## Problem statement
Echo the part of the listing that opens with the line containing "subheader-c: C [294,291,354,311]" and closes with the line containing "technical-drawing-front [470,6,598,118]", reproducing each line verbatim.

## The data
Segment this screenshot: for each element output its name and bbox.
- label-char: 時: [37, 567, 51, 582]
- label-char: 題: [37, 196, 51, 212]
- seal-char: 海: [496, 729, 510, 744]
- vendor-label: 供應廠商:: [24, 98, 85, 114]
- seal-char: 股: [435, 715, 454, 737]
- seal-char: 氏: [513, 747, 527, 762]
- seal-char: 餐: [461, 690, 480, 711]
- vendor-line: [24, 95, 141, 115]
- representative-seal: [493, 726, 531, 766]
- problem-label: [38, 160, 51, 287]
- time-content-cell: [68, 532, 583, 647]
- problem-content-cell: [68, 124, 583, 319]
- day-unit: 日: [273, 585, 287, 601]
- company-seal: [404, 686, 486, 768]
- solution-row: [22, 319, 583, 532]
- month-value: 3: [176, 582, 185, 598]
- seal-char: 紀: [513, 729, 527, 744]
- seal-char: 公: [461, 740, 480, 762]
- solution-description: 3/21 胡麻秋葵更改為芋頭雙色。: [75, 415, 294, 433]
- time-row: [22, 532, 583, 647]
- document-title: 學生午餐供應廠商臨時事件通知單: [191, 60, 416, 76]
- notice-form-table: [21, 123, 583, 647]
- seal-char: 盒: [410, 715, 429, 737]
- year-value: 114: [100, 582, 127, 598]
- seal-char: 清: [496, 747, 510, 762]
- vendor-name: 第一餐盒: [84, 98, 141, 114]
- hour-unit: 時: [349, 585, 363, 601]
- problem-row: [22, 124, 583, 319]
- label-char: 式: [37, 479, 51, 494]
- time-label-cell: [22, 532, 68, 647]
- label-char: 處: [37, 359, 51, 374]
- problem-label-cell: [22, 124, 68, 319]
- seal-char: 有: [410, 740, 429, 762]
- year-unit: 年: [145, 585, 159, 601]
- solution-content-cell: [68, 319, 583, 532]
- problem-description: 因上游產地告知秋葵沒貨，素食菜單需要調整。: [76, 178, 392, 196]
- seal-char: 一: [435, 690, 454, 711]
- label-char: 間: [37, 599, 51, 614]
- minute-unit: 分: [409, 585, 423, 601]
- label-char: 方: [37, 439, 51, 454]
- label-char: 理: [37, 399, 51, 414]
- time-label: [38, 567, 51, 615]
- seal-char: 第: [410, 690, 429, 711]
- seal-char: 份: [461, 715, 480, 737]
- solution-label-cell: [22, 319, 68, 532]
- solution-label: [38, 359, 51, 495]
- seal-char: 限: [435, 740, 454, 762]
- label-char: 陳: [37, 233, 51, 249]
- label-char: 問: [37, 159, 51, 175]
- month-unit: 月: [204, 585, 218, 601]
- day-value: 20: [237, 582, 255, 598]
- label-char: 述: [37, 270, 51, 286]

==

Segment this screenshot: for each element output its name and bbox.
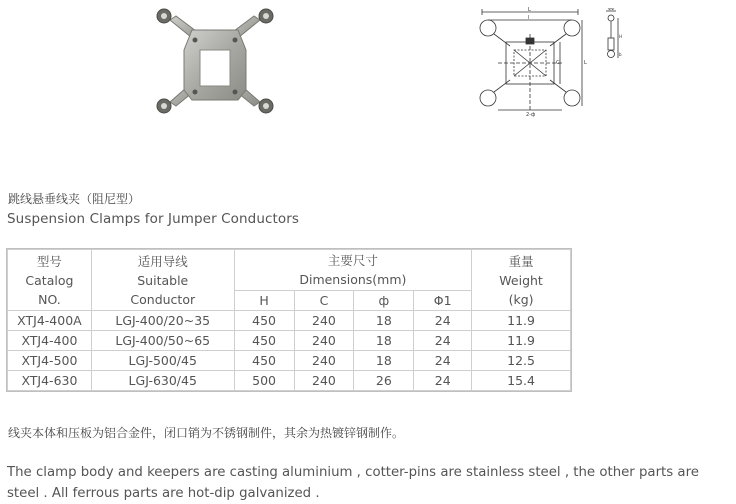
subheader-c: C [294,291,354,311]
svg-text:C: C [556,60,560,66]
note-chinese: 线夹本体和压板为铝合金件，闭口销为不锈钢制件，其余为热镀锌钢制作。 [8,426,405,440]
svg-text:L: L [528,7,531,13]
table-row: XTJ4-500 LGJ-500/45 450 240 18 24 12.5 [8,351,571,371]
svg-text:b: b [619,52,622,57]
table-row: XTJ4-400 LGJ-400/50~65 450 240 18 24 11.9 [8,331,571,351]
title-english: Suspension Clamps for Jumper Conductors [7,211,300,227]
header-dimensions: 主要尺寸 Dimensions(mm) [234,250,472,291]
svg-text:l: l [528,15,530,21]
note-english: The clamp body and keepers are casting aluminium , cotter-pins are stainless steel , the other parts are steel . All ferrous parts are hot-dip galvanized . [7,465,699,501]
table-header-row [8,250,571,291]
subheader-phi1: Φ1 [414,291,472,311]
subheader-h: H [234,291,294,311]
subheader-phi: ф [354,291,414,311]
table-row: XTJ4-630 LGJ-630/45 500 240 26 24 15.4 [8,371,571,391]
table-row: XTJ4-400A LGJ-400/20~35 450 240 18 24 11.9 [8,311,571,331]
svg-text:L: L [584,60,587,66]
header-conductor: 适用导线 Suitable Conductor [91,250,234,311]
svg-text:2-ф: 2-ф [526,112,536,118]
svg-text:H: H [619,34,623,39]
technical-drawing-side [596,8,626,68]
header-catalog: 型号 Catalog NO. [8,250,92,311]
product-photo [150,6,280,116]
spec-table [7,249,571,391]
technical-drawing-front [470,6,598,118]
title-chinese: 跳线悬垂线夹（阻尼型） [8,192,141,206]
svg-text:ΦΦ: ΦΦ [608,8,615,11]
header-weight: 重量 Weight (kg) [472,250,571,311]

## Solved problem
subheader-c: C [294,291,354,311]
svg-text:C: C [556,60,560,66]
note-chinese: 线夹本体和压板为铝合金件，闭口销为不锈钢制件，其余为热镀锌钢制作。 [8,426,405,440]
svg-text:L: L [528,7,531,13]
table-row: XTJ4-500 LGJ-500/45 450 240 18 24 12.5 [8,351,571,371]
svg-text:b: b [619,52,622,57]
table-row: XTJ4-400 LGJ-400/50~65 450 240 18 24 11.9 [8,331,571,351]
title-english: Suspension Clamps for Jumper Conductors [7,211,300,227]
header-dimensions: 主要尺寸 Dimensions(mm) [234,250,472,291]
svg-text:l: l [528,15,530,21]
note-english: The clamp body and keepers are casting aluminium , cotter-pins are stainless steel , the other parts are steel . All ferrous parts are hot-dip galvanized . [7,465,699,501]
table-header-row [8,250,571,291]
subheader-phi1: Φ1 [414,291,472,311]
subheader-h: H [234,291,294,311]
subheader-phi: ф [354,291,414,311]
table-row: XTJ4-630 LGJ-630/45 500 240 26 24 15.4 [8,371,571,391]
table-row: XTJ4-400A LGJ-400/20~35 450 240 18 24 11.9 [8,311,571,331]
svg-text:L: L [584,60,587,66]
header-conductor: 适用导线 Suitable Conductor [91,250,234,311]
svg-text:2-ф: 2-ф [526,112,536,118]
svg-text:H: H [619,34,623,39]
technical-drawing-side [596,8,626,68]
header-catalog: 型号 Catalog NO. [8,250,92,311]
product-photo [150,6,280,116]
spec-table [7,249,571,391]
technical-drawing-front [470,6,598,118]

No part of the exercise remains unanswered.